# Information provided:
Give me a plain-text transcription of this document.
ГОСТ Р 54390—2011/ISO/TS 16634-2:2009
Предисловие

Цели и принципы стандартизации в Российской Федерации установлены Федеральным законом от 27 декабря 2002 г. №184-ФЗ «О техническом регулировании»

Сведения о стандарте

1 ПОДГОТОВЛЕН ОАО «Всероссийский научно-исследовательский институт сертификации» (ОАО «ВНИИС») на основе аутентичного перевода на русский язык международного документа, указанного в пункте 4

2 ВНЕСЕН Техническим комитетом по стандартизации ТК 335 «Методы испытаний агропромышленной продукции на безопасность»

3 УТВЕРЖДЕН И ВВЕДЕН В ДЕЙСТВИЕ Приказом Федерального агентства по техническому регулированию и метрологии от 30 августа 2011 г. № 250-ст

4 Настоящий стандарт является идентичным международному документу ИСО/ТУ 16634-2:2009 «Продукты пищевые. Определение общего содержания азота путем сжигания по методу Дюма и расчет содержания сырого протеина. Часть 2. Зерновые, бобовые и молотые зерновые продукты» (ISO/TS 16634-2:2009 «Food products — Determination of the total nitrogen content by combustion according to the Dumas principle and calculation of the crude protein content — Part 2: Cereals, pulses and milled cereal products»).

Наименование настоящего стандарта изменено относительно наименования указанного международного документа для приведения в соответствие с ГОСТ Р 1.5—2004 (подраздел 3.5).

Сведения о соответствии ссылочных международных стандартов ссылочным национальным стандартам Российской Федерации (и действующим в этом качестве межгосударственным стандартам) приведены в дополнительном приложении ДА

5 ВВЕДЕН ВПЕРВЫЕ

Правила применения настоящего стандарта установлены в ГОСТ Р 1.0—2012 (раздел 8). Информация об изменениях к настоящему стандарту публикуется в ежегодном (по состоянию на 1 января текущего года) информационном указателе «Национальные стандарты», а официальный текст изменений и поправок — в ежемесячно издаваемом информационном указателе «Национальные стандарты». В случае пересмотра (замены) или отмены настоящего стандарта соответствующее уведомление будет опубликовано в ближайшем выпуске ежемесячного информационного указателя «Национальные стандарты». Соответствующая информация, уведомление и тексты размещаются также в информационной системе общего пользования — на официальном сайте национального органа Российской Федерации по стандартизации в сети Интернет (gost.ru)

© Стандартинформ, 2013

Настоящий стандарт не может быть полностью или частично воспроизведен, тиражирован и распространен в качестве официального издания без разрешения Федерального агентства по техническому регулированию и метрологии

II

# Task prompt:
Down to the last line, give the records again exactly.

# Your solution:
Give me a plain-text transcription of this document.
ГОСТ Р 54390—2011/ISO/TS 16634-2:2009
Предисловие

Цели и принципы стандартизации в Российской Федерации установлены Федеральным законом от 27 декабря 2002 г. №184-ФЗ «О техническом регулировании»

Сведения о стандарте

1 ПОДГОТОВЛЕН ОАО «Всероссийский научно-исследовательский институт сертификации» (ОАО «ВНИИС») на основе аутентичного перевода на русский язык международного документа, указанного в пункте 4

2 ВНЕСЕН Техническим комитетом по стандартизации ТК 335 «Методы испытаний агропромышленной продукции на безопасность»

3 УТВЕРЖДЕН И ВВЕДЕН В ДЕЙСТВИЕ Приказом Федерального агентства по техническому регулированию и метрологии от 30 августа 2011 г. № 250-ст

4 Настоящий стандарт является идентичным международному документу ИСО/ТУ 16634-2:2009 «Продукты пищевые. Определение общего содержания азота путем сжигания по методу Дюма и расчет содержания сырого протеина. Часть 2. Зерновые, бобовые и молотые зерновые продукты» (ISO/TS 16634-2:2009 «Food products — Determination of the total nitrogen content by combustion according to the Dumas principle and calculation of the crude protein content — Part 2: Cereals, pulses and milled cereal products»).

Наименование настоящего стандарта изменено относительно наименования указанного международного документа для приведения в соответствие с ГОСТ Р 1.5—2004 (подраздел 3.5).

Сведения о соответствии ссылочных международных стандартов ссылочным национальным стандартам Российской Федерации (и действующим в этом качестве межгосударственным стандартам) приведены в дополнительном приложении ДА

5 ВВЕДЕН ВПЕРВЫЕ

Правила применения настоящего стандарта установлены в ГОСТ Р 1.0—2012 (раздел 8). Информация об изменениях к настоящему стандарту публикуется в ежегодном (по состоянию на 1 января текущего года) информационном указателе «Национальные стандарты», а официальный текст изменений и поправок — в ежемесячно издаваемом информационном указателе «Национальные стандарты». В случае пересмотра (замены) или отмены настоящего стандарта соответствующее уведомление будет опубликовано в ближайшем выпуске ежемесячного информационного указателя «Национальные стандарты». Соответствующая информация, уведомление и тексты размещаются также в информационной системе общего пользования — на официальном сайте национального органа Российской Федерации по стандартизации в сети Интернет (gost.ru)

© Стандартинформ, 2013

Настоящий стандарт не может быть полностью или частично воспроизведен, тиражирован и распространен в качестве официального издания без разрешения Федерального агентства по техническому регулированию и метрологии

II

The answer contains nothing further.